-------- DATA SHOWN --------

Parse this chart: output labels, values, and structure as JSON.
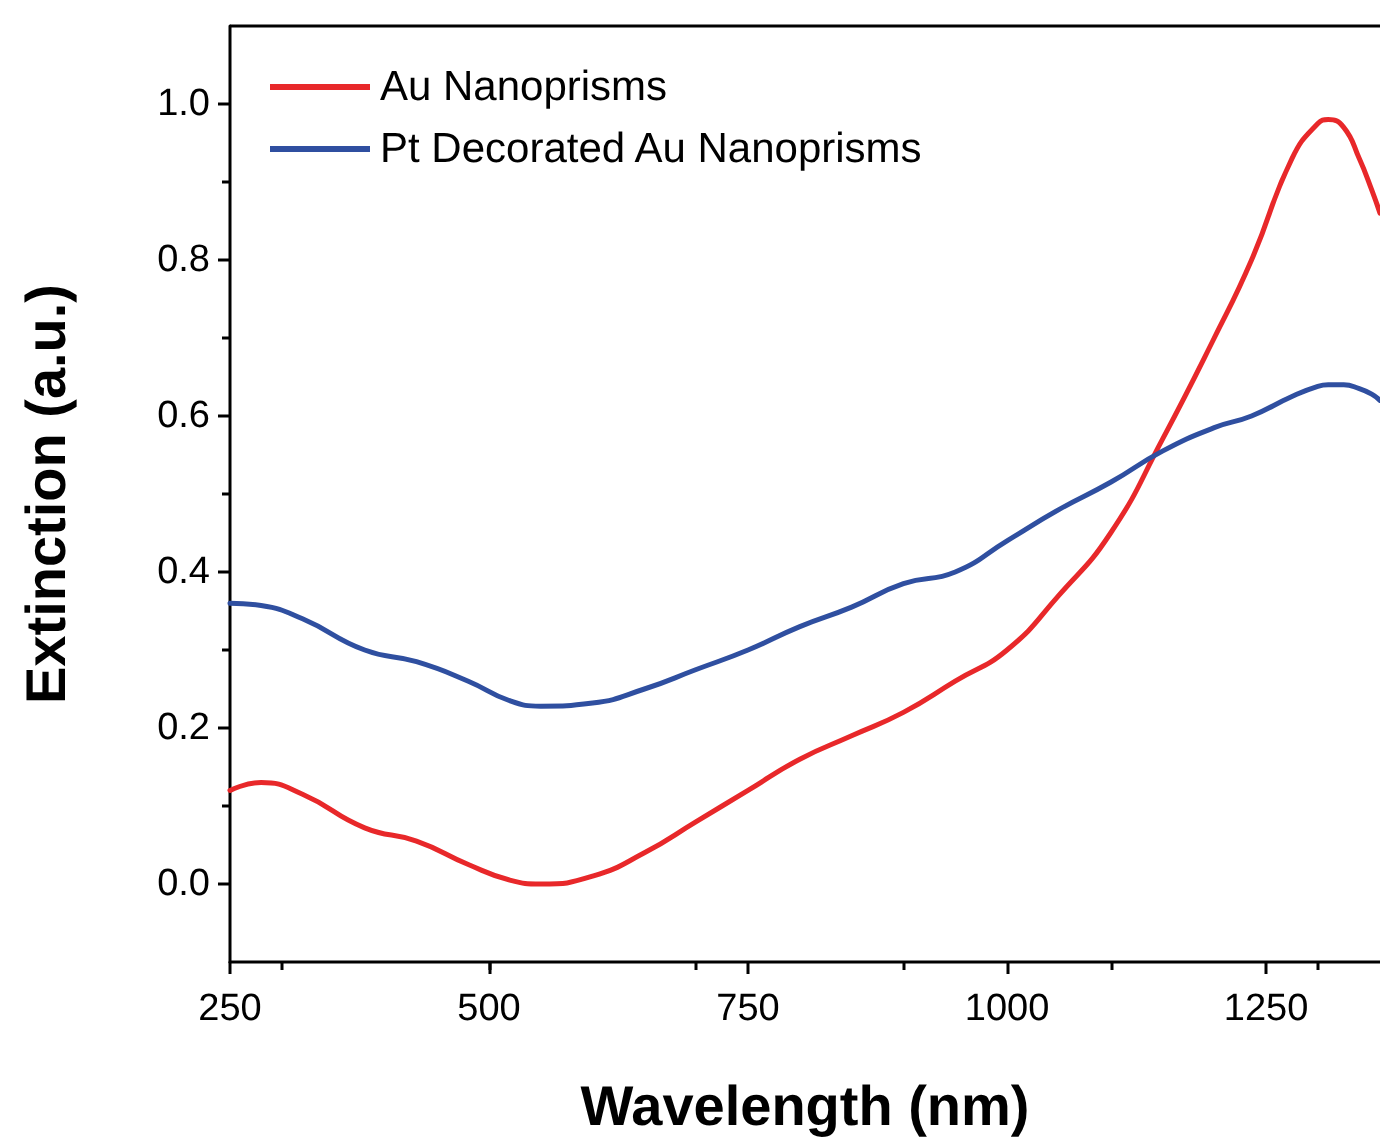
{
  "chart_data": {
    "type": "line",
    "xlabel": "Wavelength (nm)",
    "ylabel": "Extinction (a.u.)",
    "xlim": [
      250,
      1360
    ],
    "xticks": [
      250,
      500,
      750,
      1000,
      1250
    ],
    "ylim": [
      -0.1,
      1.1
    ],
    "yticks": [
      {
        "value": 0,
        "label": "0.0"
      },
      0.2,
      0.4,
      0.6,
      0.8,
      {
        "value": 1,
        "label": "1.0"
      }
    ],
    "x": [
      250,
      280,
      320,
      380,
      430,
      480,
      520,
      550,
      600,
      650,
      700,
      750,
      800,
      850,
      900,
      950,
      1000,
      1050,
      1100,
      1150,
      1200,
      1236,
      1275,
      1300,
      1310,
      1325,
      1340,
      1352,
      1360
    ],
    "series": [
      {
        "name": "Au Nanoprisms",
        "color": "#e8282a",
        "values": [
          0.12,
          0.13,
          0.115,
          0.072,
          0.055,
          0.025,
          0.005,
          0.0,
          0.01,
          0.04,
          0.08,
          0.12,
          0.16,
          0.19,
          0.22,
          0.26,
          0.3,
          0.37,
          0.45,
          0.57,
          0.7,
          0.8,
          0.93,
          0.975,
          0.98,
          0.97,
          0.93,
          0.89,
          0.86
        ]
      },
      {
        "name": "Pt Decorated Au Nanoprisms",
        "color": "#2f4fa0",
        "values": [
          0.36,
          0.357,
          0.34,
          0.3,
          0.285,
          0.26,
          0.235,
          0.228,
          0.232,
          0.25,
          0.275,
          0.3,
          0.33,
          0.355,
          0.385,
          0.4,
          0.44,
          0.48,
          0.515,
          0.555,
          0.585,
          0.6,
          0.625,
          0.638,
          0.64,
          0.64,
          0.635,
          0.628,
          0.62
        ]
      }
    ],
    "legend": "top left",
    "grid": false,
    "marker": "none",
    "line_style": "solid"
  }
}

--------

A line counts if it holds the word "name". Work out how many lines in the listing count, and give only that number.

2